──────── Data records ────────

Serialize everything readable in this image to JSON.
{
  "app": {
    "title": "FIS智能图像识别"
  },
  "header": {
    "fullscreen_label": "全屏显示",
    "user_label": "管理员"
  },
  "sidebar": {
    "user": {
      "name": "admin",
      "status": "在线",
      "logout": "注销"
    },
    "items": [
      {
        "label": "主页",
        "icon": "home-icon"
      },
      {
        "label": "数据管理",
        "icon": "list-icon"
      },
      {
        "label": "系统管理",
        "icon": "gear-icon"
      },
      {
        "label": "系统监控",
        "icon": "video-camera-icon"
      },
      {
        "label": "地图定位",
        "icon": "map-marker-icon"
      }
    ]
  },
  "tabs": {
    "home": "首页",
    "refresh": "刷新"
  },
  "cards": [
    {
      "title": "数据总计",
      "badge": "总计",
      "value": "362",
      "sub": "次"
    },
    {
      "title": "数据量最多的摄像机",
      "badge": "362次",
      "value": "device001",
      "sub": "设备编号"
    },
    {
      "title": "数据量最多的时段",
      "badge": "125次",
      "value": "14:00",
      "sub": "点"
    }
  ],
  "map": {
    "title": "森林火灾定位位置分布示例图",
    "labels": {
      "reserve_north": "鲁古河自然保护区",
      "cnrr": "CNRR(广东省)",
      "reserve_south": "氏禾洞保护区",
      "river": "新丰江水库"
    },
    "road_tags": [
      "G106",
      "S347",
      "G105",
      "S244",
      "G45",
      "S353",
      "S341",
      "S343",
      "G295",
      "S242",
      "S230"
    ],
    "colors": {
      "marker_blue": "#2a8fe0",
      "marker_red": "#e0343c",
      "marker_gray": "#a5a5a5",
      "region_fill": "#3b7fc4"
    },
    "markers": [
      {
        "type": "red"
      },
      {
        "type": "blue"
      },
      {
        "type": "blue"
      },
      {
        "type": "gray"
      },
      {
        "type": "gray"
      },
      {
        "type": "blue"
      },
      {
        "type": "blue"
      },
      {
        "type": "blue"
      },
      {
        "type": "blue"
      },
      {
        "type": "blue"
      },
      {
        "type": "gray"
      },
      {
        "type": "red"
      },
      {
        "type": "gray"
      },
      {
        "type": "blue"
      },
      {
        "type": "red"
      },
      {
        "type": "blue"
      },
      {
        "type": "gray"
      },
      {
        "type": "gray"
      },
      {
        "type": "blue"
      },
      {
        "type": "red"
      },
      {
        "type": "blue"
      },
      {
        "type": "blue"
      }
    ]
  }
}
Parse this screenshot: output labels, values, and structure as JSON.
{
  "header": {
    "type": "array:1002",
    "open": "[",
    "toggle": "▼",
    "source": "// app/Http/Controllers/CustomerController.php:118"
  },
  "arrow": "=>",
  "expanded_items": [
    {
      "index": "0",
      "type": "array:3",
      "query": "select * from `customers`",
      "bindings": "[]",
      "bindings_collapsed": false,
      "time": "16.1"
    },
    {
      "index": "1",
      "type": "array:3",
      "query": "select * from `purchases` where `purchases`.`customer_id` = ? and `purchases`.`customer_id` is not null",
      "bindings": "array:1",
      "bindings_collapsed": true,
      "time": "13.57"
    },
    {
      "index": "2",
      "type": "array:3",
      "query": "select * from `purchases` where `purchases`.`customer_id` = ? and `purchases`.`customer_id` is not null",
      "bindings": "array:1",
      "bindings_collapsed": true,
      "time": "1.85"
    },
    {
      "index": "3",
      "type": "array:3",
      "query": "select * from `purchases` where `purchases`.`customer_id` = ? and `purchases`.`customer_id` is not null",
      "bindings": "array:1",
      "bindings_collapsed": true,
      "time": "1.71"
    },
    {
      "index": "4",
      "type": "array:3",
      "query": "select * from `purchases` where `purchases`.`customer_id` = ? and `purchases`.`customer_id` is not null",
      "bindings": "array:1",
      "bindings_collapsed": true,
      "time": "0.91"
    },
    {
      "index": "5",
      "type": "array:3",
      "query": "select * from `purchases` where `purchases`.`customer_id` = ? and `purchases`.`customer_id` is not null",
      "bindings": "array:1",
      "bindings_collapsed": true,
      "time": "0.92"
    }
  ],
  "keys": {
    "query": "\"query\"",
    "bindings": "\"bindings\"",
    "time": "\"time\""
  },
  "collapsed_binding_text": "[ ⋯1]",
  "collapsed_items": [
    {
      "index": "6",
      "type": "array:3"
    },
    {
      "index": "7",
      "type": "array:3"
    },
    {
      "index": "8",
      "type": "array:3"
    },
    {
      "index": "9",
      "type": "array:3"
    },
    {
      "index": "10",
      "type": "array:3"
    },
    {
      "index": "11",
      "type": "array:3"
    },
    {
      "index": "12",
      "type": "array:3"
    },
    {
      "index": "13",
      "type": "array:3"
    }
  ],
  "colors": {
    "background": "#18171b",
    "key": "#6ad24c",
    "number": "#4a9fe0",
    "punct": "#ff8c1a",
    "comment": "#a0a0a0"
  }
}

────────

● Description of the task: Scan the listing above. Collect all lines with the word "labels".

● The completed task:
    "labels": {
Parse this screenshot: output labels, values, and structure as JSON.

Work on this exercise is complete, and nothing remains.